[EXERCISE INSTRUCTIONS] Type out the data exactly as given. Skip any image.

[Dataset entries]
__________________________________________________
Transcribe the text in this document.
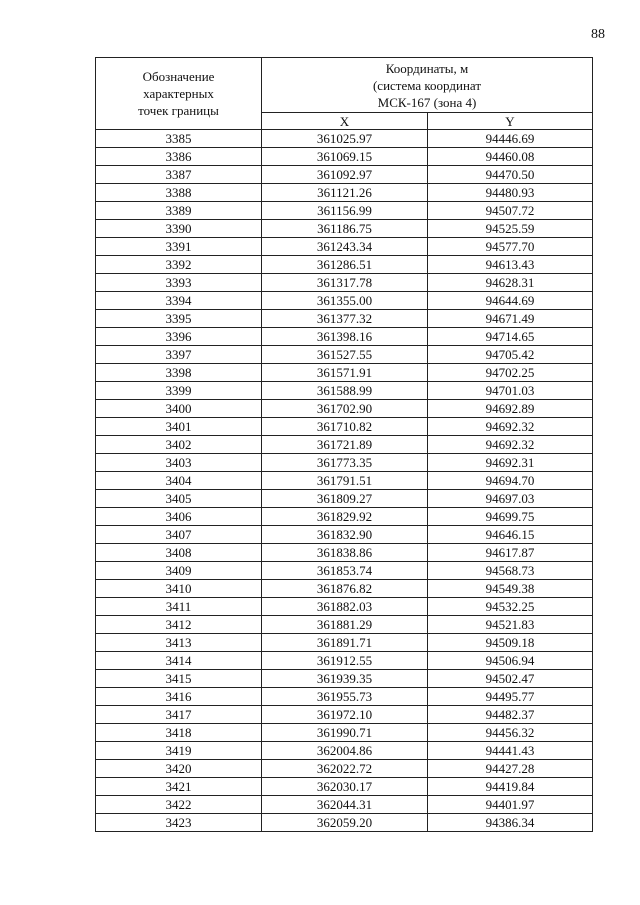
88
Обозначение
характерных
точек границы	Координаты, м
(система координат
МСК-167 (зона 4)	

	X	Y
3385	361025.97	94446.69
3386	361069.15	94460.08
3387	361092.97	94470.50
3388	361121.26	94480.93
3389	361156.99	94507.72
3390	361186.75	94525.59
3391	361243.34	94577.70
3392	361286.51	94613.43
3393	361317.78	94628.31
3394	361355.00	94644.69
3395	361377.32	94671.49
3396	361398.16	94714.65
3397	361527.55	94705.42
3398	361571.91	94702.25
3399	361588.99	94701.03
3400	361702.90	94692.89
3401	361710.82	94692.32
3402	361721.89	94692.32
3403	361773.35	94692.31
3404	361791.51	94694.70
3405	361809.27	94697.03
3406	361829.92	94699.75
3407	361832.90	94646.15
3408	361838.86	94617.87
3409	361853.74	94568.73
3410	361876.82	94549.38
3411	361882.03	94532.25
3412	361881.29	94521.83
3413	361891.71	94509.18
3414	361912.55	94506.94
3415	361939.35	94502.47
3416	361955.73	94495.77
3417	361972.10	94482.37
3418	361990.71	94456.32
3419	362004.86	94441.43
3420	362022.72	94427.28
3421	362030.17	94419.84
3422	362044.31	94401.97
3423	362059.20	94386.34
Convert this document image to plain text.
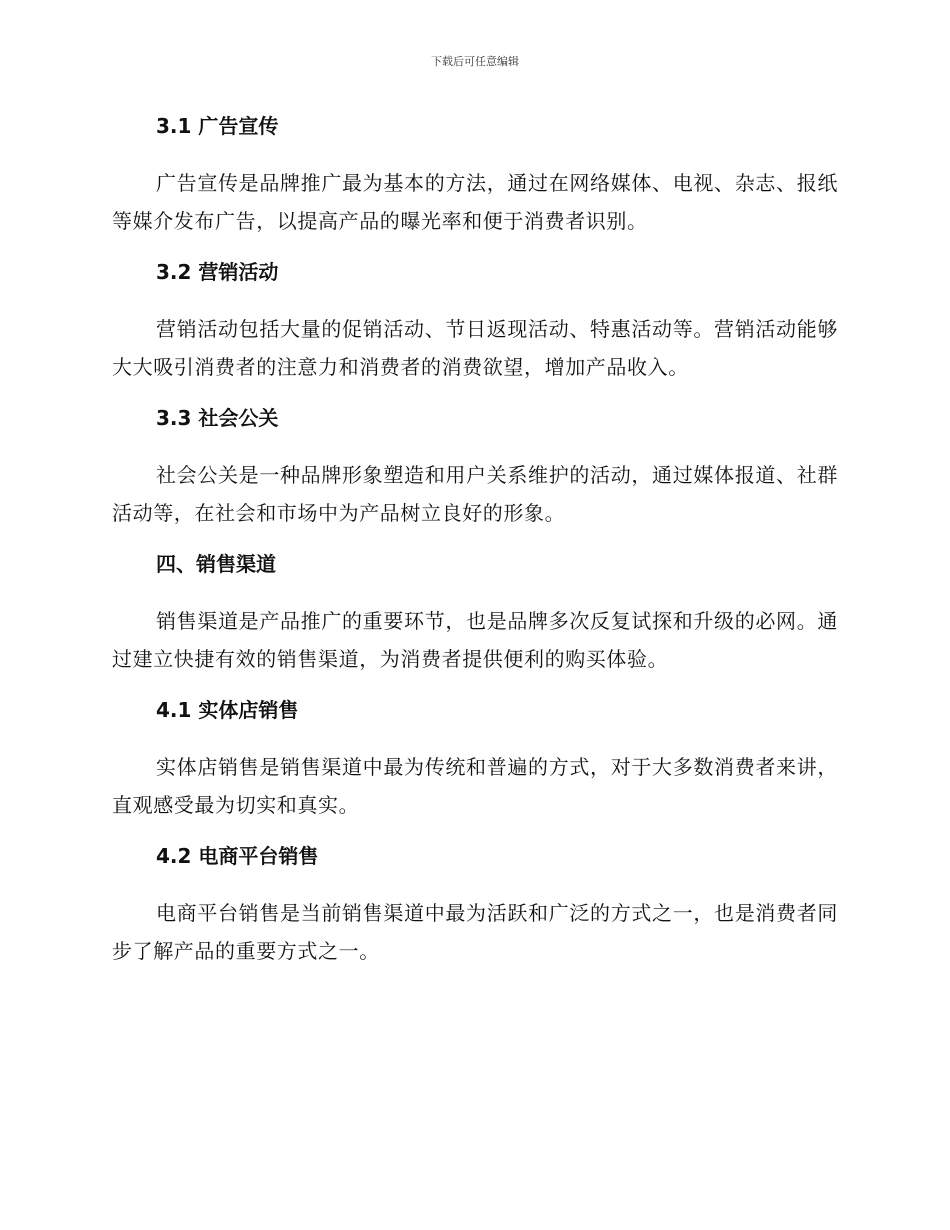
下载后可任意编辑
3.1 广告宣传

广告宣传是品牌推广最为基本的方法，通过在网络媒体、电视、杂志、报纸等媒介发布广告，以提高产品的曝光率和便于消费者识别。

3.2 营销活动

营销活动包括大量的促销活动、节日返现活动、特惠活动等。营销活动能够大大吸引消费者的注意力和消费者的消费欲望，增加产品收入。

3.3 社会公关

社会公关是一种品牌形象塑造和用户关系维护的活动，通过媒体报道、社群活动等，在社会和市场中为产品树立良好的形象。

四、销售渠道

销售渠道是产品推广的重要环节，也是品牌多次反复试探和升级的必网。通过建立快捷有效的销售渠道，为消费者提供便利的购买体验。

4.1 实体店销售

实体店销售是销售渠道中最为传统和普遍的方式，对于大多数消费者来讲，直观感受最为切实和真实。

4.2 电商平台销售

电商平台销售是当前销售渠道中最为活跃和广泛的方式之一，也是消费者同步了解产品的重要方式之一。
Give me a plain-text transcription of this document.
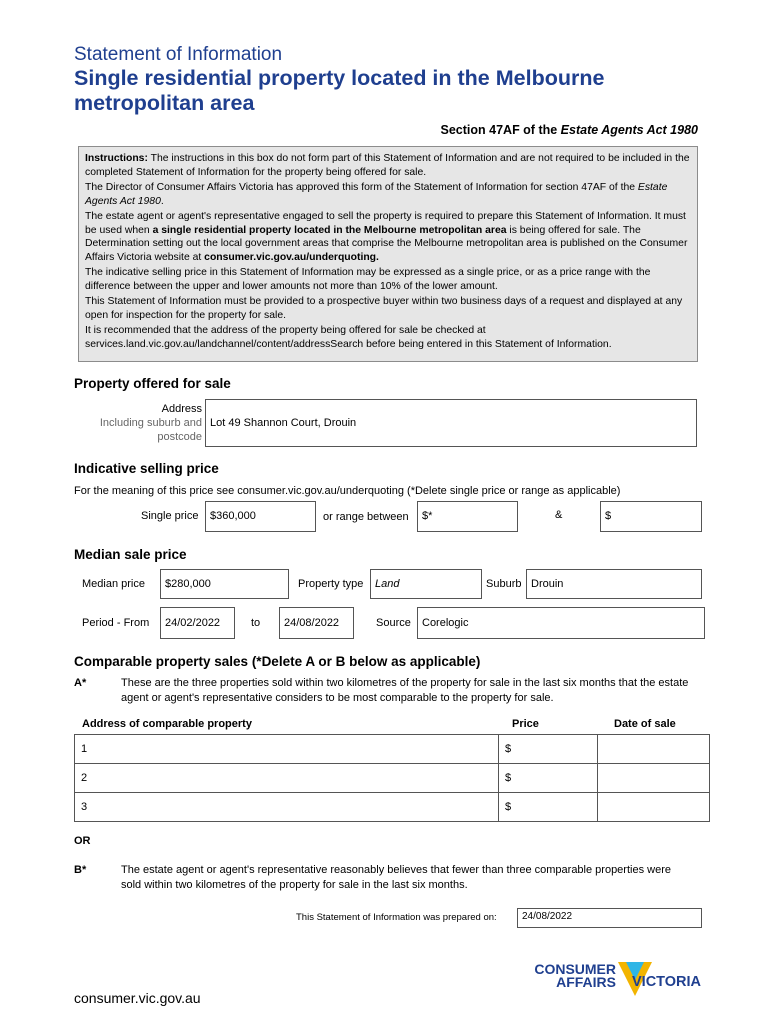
Statement of Information
Single residential property located in the Melbourne metropolitan area
Section 47AF of the Estate Agents Act 1980

Instructions: The instructions in this box do not form part of this Statement of Information and are not required to be included in the completed Statement of Information for the property being offered for sale.

The Director of Consumer Affairs Victoria has approved this form of the Statement of Information for section 47AF of the Estate Agents Act 1980.

The estate agent or agent's representative engaged to sell the property is required to prepare this Statement of Information. It must be used when a single residential property located in the Melbourne metropolitan area is being offered for sale. The Determination setting out the local government areas that comprise the Melbourne metropolitan area is published on the Consumer Affairs Victoria website at consumer.vic.gov.au/underquoting.

The indicative selling price in this Statement of Information may be expressed as a single price, or as a price range with the difference between the upper and lower amounts not more than 10% of the lower amount.

This Statement of Information must be provided to a prospective buyer within two business days of a request and displayed at any open for inspection for the property for sale.

It is recommended that the address of the property being offered for sale be checked at services.land.vic.gov.au/landchannel/content/addressSearch before being entered in this Statement of Information.

Property offered for sale
Address
Including suburb and
postcode
Lot 49 Shannon Court, Drouin
Indicative selling price
For the meaning of this price see consumer.vic.gov.au/underquoting (*Delete single price or range as applicable)
Single price	$360,000	or range between	$*	&	$
Median sale price
Median price	$280,000	Property type	Land	Suburb Drouin
Period - From	24/02/2022	to	24/08/2022	Source	Corelogic
Comparable property sales (*Delete A or B below as applicable)
A*	These are the three properties sold within two kilometres of the property for sale in the last six months that the estate agent or agent's representative considers to be most comparable to the property for sale.
Address of comparable property	Price	Date of sale
1	$	
2	$	
3	$	
OR
B*	The estate agent or agent's representative reasonably believes that fewer than three comparable properties were sold within two kilometres of the property for sale in the last six months.
This Statement of Information was prepared on:	24/08/2022
CONSUMER
AFFAIRS VICTORIA
consumer.vic.gov.au
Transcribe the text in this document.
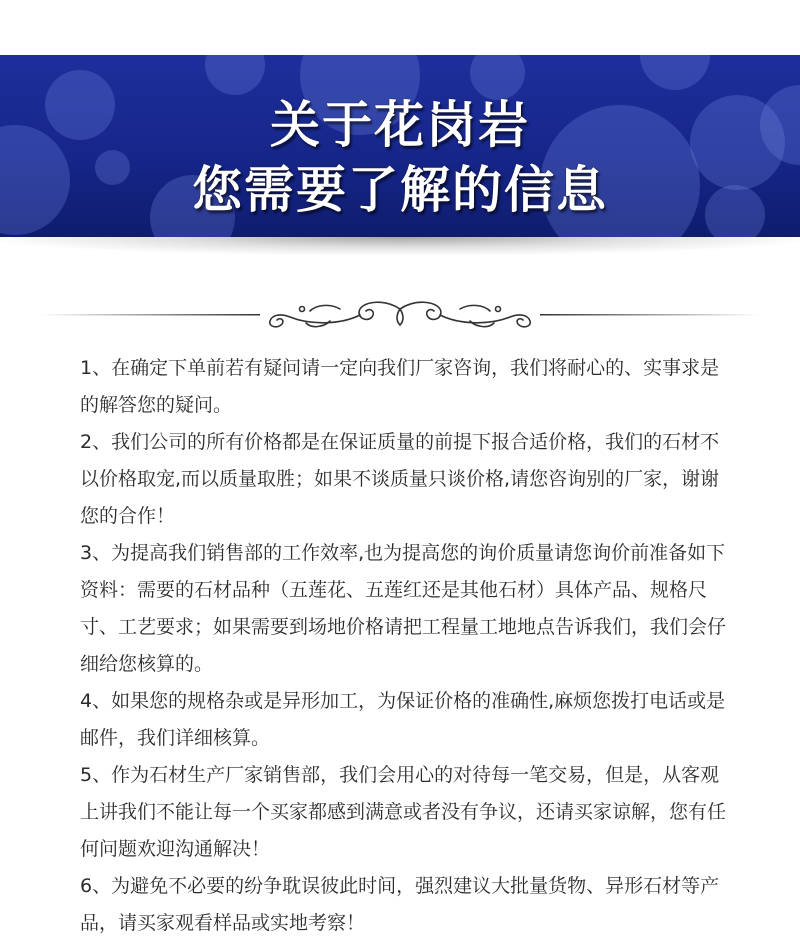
关于花岗岩
您需要了解的信息

1、在确定下单前若有疑问请一定向我们厂家咨询，我们将耐心的、实事求是的解答您的疑问。

2、我们公司的所有价格都是在保证质量的前提下报合适价格，我们的石材不以价格取宠,而以质量取胜；如果不谈质量只谈价格,请您咨询别的厂家，谢谢您的合作！

3、为提高我们销售部的工作效率,也为提高您的询价质量请您询价前准备如下资料：需要的石材品种（五莲花、五莲红还是其他石材）具体产品、规格尺寸、工艺要求；如果需要到场地价格请把工程量工地地点告诉我们，我们会仔细给您核算的。

4、如果您的规格杂或是异形加工，为保证价格的准确性,麻烦您拨打电话或是邮件，我们详细核算。

5、作为石材生产厂家销售部，我们会用心的对待每一笔交易，但是，从客观上讲我们不能让每一个买家都感到满意或者没有争议，还请买家谅解，您有任何问题欢迎沟通解决！

6、为避免不必要的纷争耽误彼此时间，强烈建议大批量货物、异形石材等产品，请买家观看样品或实地考察！
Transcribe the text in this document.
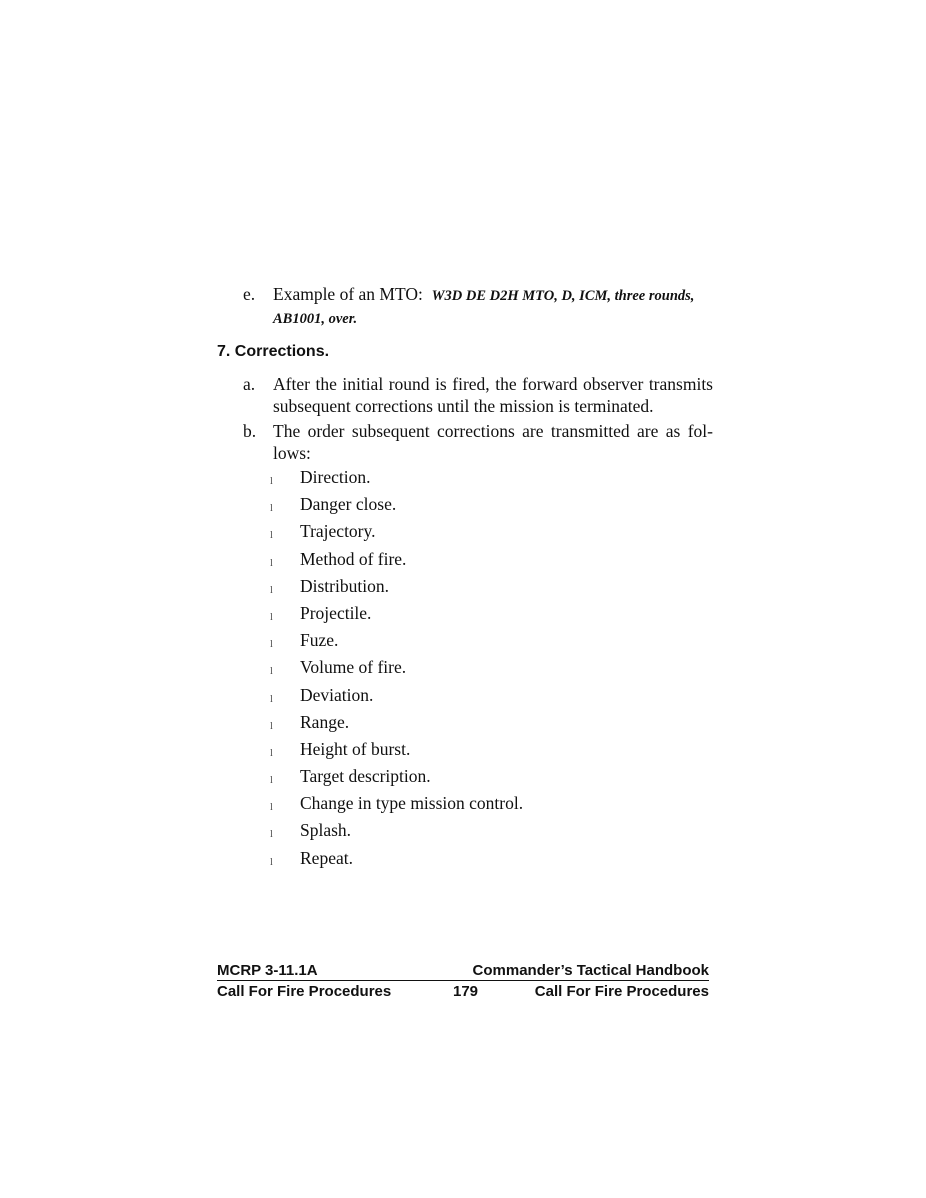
e. Example of an MTO: W3D DE D2H MTO, D, ICM, three rounds,
AB1001, over.
7. Corrections.
a. After the initial round is fired, the forward observer transmits subsequent corrections until the mission is terminated.
b. The order subsequent corrections are transmitted are as fol-lows:
l Direction.
l Danger close.
l Trajectory.
l Method of fire.
l Distribution.
l Projectile.
l Fuze.
l Volume of fire.
l Deviation.
l Range.
l Height of burst.
l Target description.
l Change in type mission control.
l Splash.
l Repeat.
MCRP 3-11.1A	Commander’s Tactical Handbook
Call For Fire Procedures	179	Call For Fire Procedures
__________________________________________________
[FINAL RESULT]
Transcribe the text in this document.
88
Обозначение
характерных
точек границы	Координаты, м
(система координат
МСК-167 (зона 4)	

	X	Y
3385	361025.97	94446.69
3386	361069.15	94460.08
3387	361092.97	94470.50
3388	361121.26	94480.93
3389	361156.99	94507.72
3390	361186.75	94525.59
3391	361243.34	94577.70
3392	361286.51	94613.43
3393	361317.78	94628.31
3394	361355.00	94644.69
3395	361377.32	94671.49
3396	361398.16	94714.65
3397	361527.55	94705.42
3398	361571.91	94702.25
3399	361588.99	94701.03
3400	361702.90	94692.89
3401	361710.82	94692.32
3402	361721.89	94692.32
3403	361773.35	94692.31
3404	361791.51	94694.70
3405	361809.27	94697.03
3406	361829.92	94699.75
3407	361832.90	94646.15
3408	361838.86	94617.87
3409	361853.74	94568.73
3410	361876.82	94549.38
3411	361882.03	94532.25
3412	361881.29	94521.83
3413	361891.71	94509.18
3414	361912.55	94506.94
3415	361939.35	94502.47
3416	361955.73	94495.77
3417	361972.10	94482.37
3418	361990.71	94456.32
3419	362004.86	94441.43
3420	362022.72	94427.28
3421	362030.17	94419.84
3422	362044.31	94401.97
3423	362059.20	94386.34
Convert this document image to plain text.
下载后可任意编辑
3.1 广告宣传

广告宣传是品牌推广最为基本的方法，通过在网络媒体、电视、杂志、报纸等媒介发布广告，以提高产品的曝光率和便于消费者识别。

3.2 营销活动

营销活动包括大量的促销活动、节日返现活动、特惠活动等。营销活动能够大大吸引消费者的注意力和消费者的消费欲望，增加产品收入。

3.3 社会公关

社会公关是一种品牌形象塑造和用户关系维护的活动，通过媒体报道、社群活动等，在社会和市场中为产品树立良好的形象。

四、销售渠道

销售渠道是产品推广的重要环节，也是品牌多次反复试探和升级的必网。通过建立快捷有效的销售渠道，为消费者提供便利的购买体验。

4.1 实体店销售

实体店销售是销售渠道中最为传统和普遍的方式，对于大多数消费者来讲，直观感受最为切实和真实。

4.2 电商平台销售

电商平台销售是当前销售渠道中最为活跃和广泛的方式之一，也是消费者同步了解产品的重要方式之一。
Give me a plain-text transcription of this document.
Statement of Information
Single residential property located in the Melbourne metropolitan area
Section 47AF of the Estate Agents Act 1980

Instructions: The instructions in this box do not form part of this Statement of Information and are not required to be included in the completed Statement of Information for the property being offered for sale.

The Director of Consumer Affairs Victoria has approved this form of the Statement of Information for section 47AF of the Estate Agents Act 1980.

The estate agent or agent's representative engaged to sell the property is required to prepare this Statement of Information. It must be used when a single residential property located in the Melbourne metropolitan area is being offered for sale. The Determination setting out the local government areas that comprise the Melbourne metropolitan area is published on the Consumer Affairs Victoria website at consumer.vic.gov.au/underquoting.

The indicative selling price in this Statement of Information may be expressed as a single price, or as a price range with the difference between the upper and lower amounts not more than 10% of the lower amount.

This Statement of Information must be provided to a prospective buyer within two business days of a request and displayed at any open for inspection for the property for sale.

It is recommended that the address of the property being offered for sale be checked at services.land.vic.gov.au/landchannel/content/addressSearch before being entered in this Statement of Information.

Property offered for sale
Address
Including suburb and
postcode
Lot 49 Shannon Court, Drouin
Indicative selling price
For the meaning of this price see consumer.vic.gov.au/underquoting (*Delete single price or range as applicable)
Single price	$360,000	or range between	$*	&	$
Median sale price
Median price	$280,000	Property type	Land	Suburb Drouin
Period - From	24/02/2022	to	24/08/2022	Source	Corelogic
Comparable property sales (*Delete A or B below as applicable)
A*	These are the three properties sold within two kilometres of the property for sale in the last six months that the estate agent or agent's representative considers to be most comparable to the property for sale.
Address of comparable property	Price	Date of sale
1	$	
2	$	
3	$	
OR
B*	The estate agent or agent's representative reasonably believes that fewer than three comparable properties were sold within two kilometres of the property for sale in the last six months.
This Statement of Information was prepared on:	24/08/2022
CONSUMER
AFFAIRS VICTORIA
consumer.vic.gov.au
Transcribe the text in this document.
关于花岗岩
您需要了解的信息

1、在确定下单前若有疑问请一定向我们厂家咨询，我们将耐心的、实事求是的解答您的疑问。

2、我们公司的所有价格都是在保证质量的前提下报合适价格，我们的石材不以价格取宠,而以质量取胜；如果不谈质量只谈价格,请您咨询别的厂家，谢谢您的合作！

3、为提高我们销售部的工作效率,也为提高您的询价质量请您询价前准备如下资料：需要的石材品种（五莲花、五莲红还是其他石材）具体产品、规格尺寸、工艺要求；如果需要到场地价格请把工程量工地地点告诉我们，我们会仔细给您核算的。

4、如果您的规格杂或是异形加工，为保证价格的准确性,麻烦您拨打电话或是邮件，我们详细核算。

5、作为石材生产厂家销售部，我们会用心的对待每一笔交易，但是，从客观上讲我们不能让每一个买家都感到满意或者没有争议，还请买家谅解，您有任何问题欢迎沟通解决！

6、为避免不必要的纷争耽误彼此时间，强烈建议大批量货物、异形石材等产品，请买家观看样品或实地考察！
Transcribe the text in this document.
e. Example of an MTO: W3D DE D2H MTO, D, ICM, three rounds,
AB1001, over.
7. Corrections.
a. After the initial round is fired, the forward observer transmits subsequent corrections until the mission is terminated.
b. The order subsequent corrections are transmitted are as fol-lows:
l Direction.
l Danger close.
l Trajectory.
l Method of fire.
l Distribution.
l Projectile.
l Fuze.
l Volume of fire.
l Deviation.
l Range.
l Height of burst.
l Target description.
l Change in type mission control.
l Splash.
l Repeat.
MCRP 3-11.1A	Commander’s Tactical Handbook
Call For Fire Procedures	179	Call For Fire Procedures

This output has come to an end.